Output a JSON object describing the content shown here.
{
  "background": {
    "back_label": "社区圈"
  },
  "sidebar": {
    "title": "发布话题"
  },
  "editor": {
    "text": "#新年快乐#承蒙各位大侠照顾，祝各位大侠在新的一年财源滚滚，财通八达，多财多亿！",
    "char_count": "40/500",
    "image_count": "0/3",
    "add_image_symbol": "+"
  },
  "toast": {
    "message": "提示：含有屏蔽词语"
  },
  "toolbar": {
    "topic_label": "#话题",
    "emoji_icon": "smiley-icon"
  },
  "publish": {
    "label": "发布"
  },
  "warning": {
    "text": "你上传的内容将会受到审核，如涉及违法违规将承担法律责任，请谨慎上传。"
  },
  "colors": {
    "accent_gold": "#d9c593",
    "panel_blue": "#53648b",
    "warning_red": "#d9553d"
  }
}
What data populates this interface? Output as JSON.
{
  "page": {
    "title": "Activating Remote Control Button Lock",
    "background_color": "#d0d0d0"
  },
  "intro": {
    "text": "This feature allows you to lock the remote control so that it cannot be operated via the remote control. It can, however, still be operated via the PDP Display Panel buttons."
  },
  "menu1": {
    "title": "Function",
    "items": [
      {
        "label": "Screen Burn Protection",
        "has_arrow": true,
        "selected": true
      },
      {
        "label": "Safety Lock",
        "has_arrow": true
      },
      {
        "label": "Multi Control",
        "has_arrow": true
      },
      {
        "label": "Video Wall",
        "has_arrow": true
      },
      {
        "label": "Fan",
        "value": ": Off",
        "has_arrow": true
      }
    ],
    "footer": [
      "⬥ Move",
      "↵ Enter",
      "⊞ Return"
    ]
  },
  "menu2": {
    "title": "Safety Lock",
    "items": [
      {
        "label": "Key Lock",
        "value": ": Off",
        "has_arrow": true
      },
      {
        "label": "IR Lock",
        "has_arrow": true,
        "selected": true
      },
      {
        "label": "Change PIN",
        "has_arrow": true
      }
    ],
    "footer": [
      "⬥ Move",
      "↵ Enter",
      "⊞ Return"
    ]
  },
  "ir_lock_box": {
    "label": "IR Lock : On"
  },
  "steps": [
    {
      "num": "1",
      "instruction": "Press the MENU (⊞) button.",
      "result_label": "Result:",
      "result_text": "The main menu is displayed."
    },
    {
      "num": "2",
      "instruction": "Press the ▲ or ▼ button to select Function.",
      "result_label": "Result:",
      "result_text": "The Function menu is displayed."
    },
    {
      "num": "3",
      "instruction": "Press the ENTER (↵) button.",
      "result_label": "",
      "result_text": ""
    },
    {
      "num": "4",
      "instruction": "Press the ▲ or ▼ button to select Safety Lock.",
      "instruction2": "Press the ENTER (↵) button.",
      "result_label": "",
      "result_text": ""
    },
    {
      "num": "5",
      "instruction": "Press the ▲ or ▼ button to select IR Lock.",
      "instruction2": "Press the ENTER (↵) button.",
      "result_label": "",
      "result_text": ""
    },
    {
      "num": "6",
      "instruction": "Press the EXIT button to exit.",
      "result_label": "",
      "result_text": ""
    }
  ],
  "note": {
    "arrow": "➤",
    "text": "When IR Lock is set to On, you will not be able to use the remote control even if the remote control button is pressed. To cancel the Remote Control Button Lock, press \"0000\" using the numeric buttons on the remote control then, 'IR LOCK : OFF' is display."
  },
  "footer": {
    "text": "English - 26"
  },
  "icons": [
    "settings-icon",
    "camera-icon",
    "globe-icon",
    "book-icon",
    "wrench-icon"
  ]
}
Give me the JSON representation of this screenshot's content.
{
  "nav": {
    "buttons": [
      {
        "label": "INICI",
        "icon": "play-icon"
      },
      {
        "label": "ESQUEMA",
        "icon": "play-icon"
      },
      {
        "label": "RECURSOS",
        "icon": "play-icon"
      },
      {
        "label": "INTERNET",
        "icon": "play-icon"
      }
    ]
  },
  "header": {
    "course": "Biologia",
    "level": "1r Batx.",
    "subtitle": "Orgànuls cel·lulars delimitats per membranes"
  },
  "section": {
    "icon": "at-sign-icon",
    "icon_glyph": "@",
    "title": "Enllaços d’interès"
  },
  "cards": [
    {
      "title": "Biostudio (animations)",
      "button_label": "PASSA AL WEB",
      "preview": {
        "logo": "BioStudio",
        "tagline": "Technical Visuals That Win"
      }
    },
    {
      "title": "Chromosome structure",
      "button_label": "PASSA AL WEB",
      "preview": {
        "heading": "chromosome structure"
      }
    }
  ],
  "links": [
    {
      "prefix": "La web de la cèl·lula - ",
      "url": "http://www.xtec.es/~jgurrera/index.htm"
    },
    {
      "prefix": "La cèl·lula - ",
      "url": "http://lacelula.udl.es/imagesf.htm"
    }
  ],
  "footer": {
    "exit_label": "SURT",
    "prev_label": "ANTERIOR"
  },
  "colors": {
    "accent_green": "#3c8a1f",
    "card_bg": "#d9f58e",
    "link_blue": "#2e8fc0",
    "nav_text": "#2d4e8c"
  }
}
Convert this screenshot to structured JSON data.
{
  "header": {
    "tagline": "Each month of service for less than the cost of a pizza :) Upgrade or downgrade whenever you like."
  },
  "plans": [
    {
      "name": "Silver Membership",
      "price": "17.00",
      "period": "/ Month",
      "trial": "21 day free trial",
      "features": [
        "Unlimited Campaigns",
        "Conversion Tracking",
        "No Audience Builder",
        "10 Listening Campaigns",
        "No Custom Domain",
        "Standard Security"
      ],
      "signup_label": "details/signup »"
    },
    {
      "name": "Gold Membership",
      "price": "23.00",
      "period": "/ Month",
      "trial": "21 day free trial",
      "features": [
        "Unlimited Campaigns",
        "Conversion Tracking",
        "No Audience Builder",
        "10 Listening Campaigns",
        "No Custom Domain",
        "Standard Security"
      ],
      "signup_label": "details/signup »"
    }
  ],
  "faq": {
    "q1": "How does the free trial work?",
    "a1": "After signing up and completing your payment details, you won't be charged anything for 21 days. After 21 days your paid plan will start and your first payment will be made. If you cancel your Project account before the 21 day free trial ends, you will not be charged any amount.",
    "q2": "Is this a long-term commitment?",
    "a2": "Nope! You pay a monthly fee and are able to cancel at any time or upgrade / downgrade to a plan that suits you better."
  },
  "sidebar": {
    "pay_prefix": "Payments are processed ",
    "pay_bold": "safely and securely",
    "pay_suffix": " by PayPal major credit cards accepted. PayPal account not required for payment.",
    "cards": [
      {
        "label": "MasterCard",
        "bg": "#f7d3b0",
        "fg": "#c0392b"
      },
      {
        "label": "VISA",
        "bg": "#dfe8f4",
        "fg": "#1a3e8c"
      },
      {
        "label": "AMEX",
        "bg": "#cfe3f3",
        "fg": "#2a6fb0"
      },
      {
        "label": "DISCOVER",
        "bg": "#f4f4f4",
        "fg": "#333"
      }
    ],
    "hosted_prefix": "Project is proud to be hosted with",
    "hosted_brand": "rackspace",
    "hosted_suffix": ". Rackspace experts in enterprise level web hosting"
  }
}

· · · · · · ·

WRITTEN PROBLEM:
Retype all the records, matching them exactly.

ANSWER TO THIS EXERCISE:
Output a JSON object describing the content shown here.
{
  "background": {
    "back_label": "社区圈"
  },
  "sidebar": {
    "title": "发布话题"
  },
  "editor": {
    "text": "#新年快乐#承蒙各位大侠照顾，祝各位大侠在新的一年财源滚滚，财通八达，多财多亿！",
    "char_count": "40/500",
    "image_count": "0/3",
    "add_image_symbol": "+"
  },
  "toast": {
    "message": "提示：含有屏蔽词语"
  },
  "toolbar": {
    "topic_label": "#话题",
    "emoji_icon": "smiley-icon"
  },
  "publish": {
    "label": "发布"
  },
  "warning": {
    "text": "你上传的内容将会受到审核，如涉及违法违规将承担法律责任，请谨慎上传。"
  },
  "colors": {
    "accent_gold": "#d9c593",
    "panel_blue": "#53648b",
    "warning_red": "#d9553d"
  }
}
What data populates this interface? Output as JSON.
{
  "page": {
    "title": "Activating Remote Control Button Lock",
    "background_color": "#d0d0d0"
  },
  "intro": {
    "text": "This feature allows you to lock the remote control so that it cannot be operated via the remote control. It can, however, still be operated via the PDP Display Panel buttons."
  },
  "menu1": {
    "title": "Function",
    "items": [
      {
        "label": "Screen Burn Protection",
        "has_arrow": true,
        "selected": true
      },
      {
        "label": "Safety Lock",
        "has_arrow": true
      },
      {
        "label": "Multi Control",
        "has_arrow": true
      },
      {
        "label": "Video Wall",
        "has_arrow": true
      },
      {
        "label": "Fan",
        "value": ": Off",
        "has_arrow": true
      }
    ],
    "footer": [
      "⬥ Move",
      "↵ Enter",
      "⊞ Return"
    ]
  },
  "menu2": {
    "title": "Safety Lock",
    "items": [
      {
        "label": "Key Lock",
        "value": ": Off",
        "has_arrow": true
      },
      {
        "label": "IR Lock",
        "has_arrow": true,
        "selected": true
      },
      {
        "label": "Change PIN",
        "has_arrow": true
      }
    ],
    "footer": [
      "⬥ Move",
      "↵ Enter",
      "⊞ Return"
    ]
  },
  "ir_lock_box": {
    "label": "IR Lock : On"
  },
  "steps": [
    {
      "num": "1",
      "instruction": "Press the MENU (⊞) button.",
      "result_label": "Result:",
      "result_text": "The main menu is displayed."
    },
    {
      "num": "2",
      "instruction": "Press the ▲ or ▼ button to select Function.",
      "result_label": "Result:",
      "result_text": "The Function menu is displayed."
    },
    {
      "num": "3",
      "instruction": "Press the ENTER (↵) button.",
      "result_label": "",
      "result_text": ""
    },
    {
      "num": "4",
      "instruction": "Press the ▲ or ▼ button to select Safety Lock.",
      "instruction2": "Press the ENTER (↵) button.",
      "result_label": "",
      "result_text": ""
    },
    {
      "num": "5",
      "instruction": "Press the ▲ or ▼ button to select IR Lock.",
      "instruction2": "Press the ENTER (↵) button.",
      "result_label": "",
      "result_text": ""
    },
    {
      "num": "6",
      "instruction": "Press the EXIT button to exit.",
      "result_label": "",
      "result_text": ""
    }
  ],
  "note": {
    "arrow": "➤",
    "text": "When IR Lock is set to On, you will not be able to use the remote control even if the remote control button is pressed. To cancel the Remote Control Button Lock, press \"0000\" using the numeric buttons on the remote control then, 'IR LOCK : OFF' is display."
  },
  "footer": {
    "text": "English - 26"
  },
  "icons": [
    "settings-icon",
    "camera-icon",
    "globe-icon",
    "book-icon",
    "wrench-icon"
  ]
}
Give me the JSON representation of this screenshot's content.
{
  "nav": {
    "buttons": [
      {
        "label": "INICI",
        "icon": "play-icon"
      },
      {
        "label": "ESQUEMA",
        "icon": "play-icon"
      },
      {
        "label": "RECURSOS",
        "icon": "play-icon"
      },
      {
        "label": "INTERNET",
        "icon": "play-icon"
      }
    ]
  },
  "header": {
    "course": "Biologia",
    "level": "1r Batx.",
    "subtitle": "Orgànuls cel·lulars delimitats per membranes"
  },
  "section": {
    "icon": "at-sign-icon",
    "icon_glyph": "@",
    "title": "Enllaços d’interès"
  },
  "cards": [
    {
      "title": "Biostudio (animations)",
      "button_label": "PASSA AL WEB",
      "preview": {
        "logo": "BioStudio",
        "tagline": "Technical Visuals That Win"
      }
    },
    {
      "title": "Chromosome structure",
      "button_label": "PASSA AL WEB",
      "preview": {
        "heading": "chromosome structure"
      }
    }
  ],
  "links": [
    {
      "prefix": "La web de la cèl·lula - ",
      "url": "http://www.xtec.es/~jgurrera/index.htm"
    },
    {
      "prefix": "La cèl·lula - ",
      "url": "http://lacelula.udl.es/imagesf.htm"
    }
  ],
  "footer": {
    "exit_label": "SURT",
    "prev_label": "ANTERIOR"
  },
  "colors": {
    "accent_green": "#3c8a1f",
    "card_bg": "#d9f58e",
    "link_blue": "#2e8fc0",
    "nav_text": "#2d4e8c"
  }
}
Convert this screenshot to structured JSON data.
{
  "header": {
    "tagline": "Each month of service for less than the cost of a pizza :) Upgrade or downgrade whenever you like."
  },
  "plans": [
    {
      "name": "Silver Membership",
      "price": "17.00",
      "period": "/ Month",
      "trial": "21 day free trial",
      "features": [
        "Unlimited Campaigns",
        "Conversion Tracking",
        "No Audience Builder",
        "10 Listening Campaigns",
        "No Custom Domain",
        "Standard Security"
      ],
      "signup_label": "details/signup »"
    },
    {
      "name": "Gold Membership",
      "price": "23.00",
      "period": "/ Month",
      "trial": "21 day free trial",
      "features": [
        "Unlimited Campaigns",
        "Conversion Tracking",
        "No Audience Builder",
        "10 Listening Campaigns",
        "No Custom Domain",
        "Standard Security"
      ],
      "signup_label": "details/signup »"
    }
  ],
  "faq": {
    "q1": "How does the free trial work?",
    "a1": "After signing up and completing your payment details, you won't be charged anything for 21 days. After 21 days your paid plan will start and your first payment will be made. If you cancel your Project account before the 21 day free trial ends, you will not be charged any amount.",
    "q2": "Is this a long-term commitment?",
    "a2": "Nope! You pay a monthly fee and are able to cancel at any time or upgrade / downgrade to a plan that suits you better."
  },
  "sidebar": {
    "pay_prefix": "Payments are processed ",
    "pay_bold": "safely and securely",
    "pay_suffix": " by PayPal major credit cards accepted. PayPal account not required for payment.",
    "cards": [
      {
        "label": "MasterCard",
        "bg": "#f7d3b0",
        "fg": "#c0392b"
      },
      {
        "label": "VISA",
        "bg": "#dfe8f4",
        "fg": "#1a3e8c"
      },
      {
        "label": "AMEX",
        "bg": "#cfe3f3",
        "fg": "#2a6fb0"
      },
      {
        "label": "DISCOVER",
        "bg": "#f4f4f4",
        "fg": "#333"
      }
    ],
    "hosted_prefix": "Project is proud to be hosted with",
    "hosted_brand": "rackspace",
    "hosted_suffix": ". Rackspace experts in enterprise level web hosting"
  }
}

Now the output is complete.